• [WRITTEN EXERCISE] Pull each line holding the word "filter" from the data.
------ INPUT ROWS ------
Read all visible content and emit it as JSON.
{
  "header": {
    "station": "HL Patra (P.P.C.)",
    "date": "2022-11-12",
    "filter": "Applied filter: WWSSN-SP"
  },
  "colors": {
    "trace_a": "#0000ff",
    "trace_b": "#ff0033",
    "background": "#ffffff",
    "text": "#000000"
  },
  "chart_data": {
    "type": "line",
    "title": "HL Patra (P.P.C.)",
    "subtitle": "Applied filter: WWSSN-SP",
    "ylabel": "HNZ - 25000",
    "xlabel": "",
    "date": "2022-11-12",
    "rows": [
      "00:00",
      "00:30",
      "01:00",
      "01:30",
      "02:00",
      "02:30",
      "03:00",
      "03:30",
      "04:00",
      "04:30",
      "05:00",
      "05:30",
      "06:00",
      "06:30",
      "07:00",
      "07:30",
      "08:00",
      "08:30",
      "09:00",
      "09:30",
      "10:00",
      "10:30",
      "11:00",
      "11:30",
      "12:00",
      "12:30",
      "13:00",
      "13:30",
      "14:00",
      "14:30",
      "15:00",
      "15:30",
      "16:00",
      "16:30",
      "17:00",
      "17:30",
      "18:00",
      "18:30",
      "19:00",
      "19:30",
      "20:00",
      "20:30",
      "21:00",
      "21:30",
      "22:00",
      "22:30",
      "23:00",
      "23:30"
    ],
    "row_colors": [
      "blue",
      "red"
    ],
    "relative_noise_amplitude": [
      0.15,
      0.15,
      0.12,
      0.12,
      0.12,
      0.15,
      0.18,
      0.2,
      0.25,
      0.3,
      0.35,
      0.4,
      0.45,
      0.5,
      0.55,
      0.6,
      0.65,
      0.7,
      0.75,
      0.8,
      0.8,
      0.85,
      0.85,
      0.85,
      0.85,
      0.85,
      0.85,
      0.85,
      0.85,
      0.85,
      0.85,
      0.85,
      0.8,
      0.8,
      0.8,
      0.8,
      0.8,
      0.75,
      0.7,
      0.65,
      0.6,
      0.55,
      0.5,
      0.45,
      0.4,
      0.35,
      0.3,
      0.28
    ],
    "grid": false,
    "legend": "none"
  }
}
------
• [SOLUTION FOR THIS EXERCISE]
    "filter": "Applied filter: WWSSN-SP"
    "subtitle": "Applied filter: WWSSN-SP",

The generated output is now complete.